Rows
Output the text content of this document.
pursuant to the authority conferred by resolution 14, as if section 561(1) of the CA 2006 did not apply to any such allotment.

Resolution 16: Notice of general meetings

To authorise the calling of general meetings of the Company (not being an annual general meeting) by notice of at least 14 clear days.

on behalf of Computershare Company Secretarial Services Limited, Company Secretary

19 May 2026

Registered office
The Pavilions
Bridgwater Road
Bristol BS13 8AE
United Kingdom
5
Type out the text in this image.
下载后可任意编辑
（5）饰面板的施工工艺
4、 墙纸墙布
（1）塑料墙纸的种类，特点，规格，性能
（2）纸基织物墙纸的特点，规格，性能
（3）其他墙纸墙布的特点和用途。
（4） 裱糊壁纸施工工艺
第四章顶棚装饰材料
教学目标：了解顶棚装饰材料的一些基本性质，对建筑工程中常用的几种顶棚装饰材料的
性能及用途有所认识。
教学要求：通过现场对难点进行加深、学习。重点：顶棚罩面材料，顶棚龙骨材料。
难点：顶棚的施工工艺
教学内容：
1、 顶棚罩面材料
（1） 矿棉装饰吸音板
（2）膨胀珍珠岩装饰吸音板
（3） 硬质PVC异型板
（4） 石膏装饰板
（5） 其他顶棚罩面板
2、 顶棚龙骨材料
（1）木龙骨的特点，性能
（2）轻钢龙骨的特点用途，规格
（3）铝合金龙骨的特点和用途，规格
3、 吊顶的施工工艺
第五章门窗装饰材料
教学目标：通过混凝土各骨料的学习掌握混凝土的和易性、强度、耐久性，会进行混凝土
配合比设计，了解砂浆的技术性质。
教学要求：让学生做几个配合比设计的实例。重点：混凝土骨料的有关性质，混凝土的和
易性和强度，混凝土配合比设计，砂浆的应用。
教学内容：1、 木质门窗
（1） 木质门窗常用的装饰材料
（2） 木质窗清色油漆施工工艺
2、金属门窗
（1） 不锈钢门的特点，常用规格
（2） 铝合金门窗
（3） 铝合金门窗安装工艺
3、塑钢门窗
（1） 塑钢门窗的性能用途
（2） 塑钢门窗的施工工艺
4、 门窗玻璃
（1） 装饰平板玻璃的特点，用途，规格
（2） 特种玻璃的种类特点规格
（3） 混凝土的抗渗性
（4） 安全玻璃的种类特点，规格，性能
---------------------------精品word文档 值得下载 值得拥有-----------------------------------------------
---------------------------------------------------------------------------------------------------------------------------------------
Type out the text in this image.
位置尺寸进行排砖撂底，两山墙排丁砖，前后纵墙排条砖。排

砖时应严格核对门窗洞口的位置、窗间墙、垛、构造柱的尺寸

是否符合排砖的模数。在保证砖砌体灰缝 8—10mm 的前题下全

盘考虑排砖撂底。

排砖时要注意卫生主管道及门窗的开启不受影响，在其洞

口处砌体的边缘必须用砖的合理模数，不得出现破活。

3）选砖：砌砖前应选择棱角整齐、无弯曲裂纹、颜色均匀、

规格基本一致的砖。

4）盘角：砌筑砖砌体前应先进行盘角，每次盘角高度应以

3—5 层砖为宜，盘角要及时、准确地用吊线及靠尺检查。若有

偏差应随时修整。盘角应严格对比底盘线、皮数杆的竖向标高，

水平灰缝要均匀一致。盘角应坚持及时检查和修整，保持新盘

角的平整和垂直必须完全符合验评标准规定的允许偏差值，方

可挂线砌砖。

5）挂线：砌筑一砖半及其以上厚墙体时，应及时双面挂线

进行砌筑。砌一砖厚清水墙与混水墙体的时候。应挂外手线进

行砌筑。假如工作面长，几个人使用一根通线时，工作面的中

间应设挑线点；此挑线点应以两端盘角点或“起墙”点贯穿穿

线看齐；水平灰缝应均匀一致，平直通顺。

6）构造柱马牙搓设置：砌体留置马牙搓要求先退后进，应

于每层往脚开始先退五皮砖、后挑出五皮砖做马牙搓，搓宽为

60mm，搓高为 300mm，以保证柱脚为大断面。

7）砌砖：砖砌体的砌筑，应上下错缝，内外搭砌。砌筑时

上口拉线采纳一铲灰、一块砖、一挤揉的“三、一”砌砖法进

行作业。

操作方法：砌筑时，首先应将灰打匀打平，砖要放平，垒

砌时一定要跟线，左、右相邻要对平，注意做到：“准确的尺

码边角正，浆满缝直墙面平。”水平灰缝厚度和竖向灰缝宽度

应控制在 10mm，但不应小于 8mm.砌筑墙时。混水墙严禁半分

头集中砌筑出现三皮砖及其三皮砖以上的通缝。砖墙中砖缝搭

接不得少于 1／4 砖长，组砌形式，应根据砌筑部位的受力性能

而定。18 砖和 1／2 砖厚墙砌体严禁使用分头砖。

Given request
Repeat each entry word for word.

Response to the task
Output the text content of this document.
pursuant to the authority conferred by resolution 14, as if section 561(1) of the CA 2006 did not apply to any such allotment.

Resolution 16: Notice of general meetings

To authorise the calling of general meetings of the Company (not being an annual general meeting) by notice of at least 14 clear days.

on behalf of Computershare Company Secretarial Services Limited, Company Secretary

19 May 2026

Registered office
The Pavilions
Bridgwater Road
Bristol BS13 8AE
United Kingdom
5
Type out the text in this image.
下载后可任意编辑
（5）饰面板的施工工艺
4、 墙纸墙布
（1）塑料墙纸的种类，特点，规格，性能
（2）纸基织物墙纸的特点，规格，性能
（3）其他墙纸墙布的特点和用途。
（4） 裱糊壁纸施工工艺
第四章顶棚装饰材料
教学目标：了解顶棚装饰材料的一些基本性质，对建筑工程中常用的几种顶棚装饰材料的
性能及用途有所认识。
教学要求：通过现场对难点进行加深、学习。重点：顶棚罩面材料，顶棚龙骨材料。
难点：顶棚的施工工艺
教学内容：
1、 顶棚罩面材料
（1） 矿棉装饰吸音板
（2）膨胀珍珠岩装饰吸音板
（3） 硬质PVC异型板
（4） 石膏装饰板
（5） 其他顶棚罩面板
2、 顶棚龙骨材料
（1）木龙骨的特点，性能
（2）轻钢龙骨的特点用途，规格
（3）铝合金龙骨的特点和用途，规格
3、 吊顶的施工工艺
第五章门窗装饰材料
教学目标：通过混凝土各骨料的学习掌握混凝土的和易性、强度、耐久性，会进行混凝土
配合比设计，了解砂浆的技术性质。
教学要求：让学生做几个配合比设计的实例。重点：混凝土骨料的有关性质，混凝土的和
易性和强度，混凝土配合比设计，砂浆的应用。
教学内容：1、 木质门窗
（1） 木质门窗常用的装饰材料
（2） 木质窗清色油漆施工工艺
2、金属门窗
（1） 不锈钢门的特点，常用规格
（2） 铝合金门窗
（3） 铝合金门窗安装工艺
3、塑钢门窗
（1） 塑钢门窗的性能用途
（2） 塑钢门窗的施工工艺
4、 门窗玻璃
（1） 装饰平板玻璃的特点，用途，规格
（2） 特种玻璃的种类特点规格
（3） 混凝土的抗渗性
（4） 安全玻璃的种类特点，规格，性能
---------------------------精品word文档 值得下载 值得拥有-----------------------------------------------
---------------------------------------------------------------------------------------------------------------------------------------
Type out the text in this image.
位置尺寸进行排砖撂底，两山墙排丁砖，前后纵墙排条砖。排

砖时应严格核对门窗洞口的位置、窗间墙、垛、构造柱的尺寸

是否符合排砖的模数。在保证砖砌体灰缝 8—10mm 的前题下全

盘考虑排砖撂底。

排砖时要注意卫生主管道及门窗的开启不受影响，在其洞

口处砌体的边缘必须用砖的合理模数，不得出现破活。

3）选砖：砌砖前应选择棱角整齐、无弯曲裂纹、颜色均匀、

规格基本一致的砖。

4）盘角：砌筑砖砌体前应先进行盘角，每次盘角高度应以

3—5 层砖为宜，盘角要及时、准确地用吊线及靠尺检查。若有

偏差应随时修整。盘角应严格对比底盘线、皮数杆的竖向标高，

水平灰缝要均匀一致。盘角应坚持及时检查和修整，保持新盘

角的平整和垂直必须完全符合验评标准规定的允许偏差值，方

可挂线砌砖。

5）挂线：砌筑一砖半及其以上厚墙体时，应及时双面挂线

进行砌筑。砌一砖厚清水墙与混水墙体的时候。应挂外手线进

行砌筑。假如工作面长，几个人使用一根通线时，工作面的中

间应设挑线点；此挑线点应以两端盘角点或“起墙”点贯穿穿

线看齐；水平灰缝应均匀一致，平直通顺。

6）构造柱马牙搓设置：砌体留置马牙搓要求先退后进，应

于每层往脚开始先退五皮砖、后挑出五皮砖做马牙搓，搓宽为

60mm，搓高为 300mm，以保证柱脚为大断面。

7）砌砖：砖砌体的砌筑，应上下错缝，内外搭砌。砌筑时

上口拉线采纳一铲灰、一块砖、一挤揉的“三、一”砌砖法进

行作业。

操作方法：砌筑时，首先应将灰打匀打平，砖要放平，垒

砌时一定要跟线，左、右相邻要对平，注意做到：“准确的尺

码边角正，浆满缝直墙面平。”水平灰缝厚度和竖向灰缝宽度

应控制在 10mm，但不应小于 8mm.砌筑墙时。混水墙严禁半分

头集中砌筑出现三皮砖及其三皮砖以上的通缝。砖墙中砖缝搭

接不得少于 1／4 砖长，组砌形式，应根据砌筑部位的受力性能

而定。18 砖和 1／2 砖厚墙砌体严禁使用分头砖。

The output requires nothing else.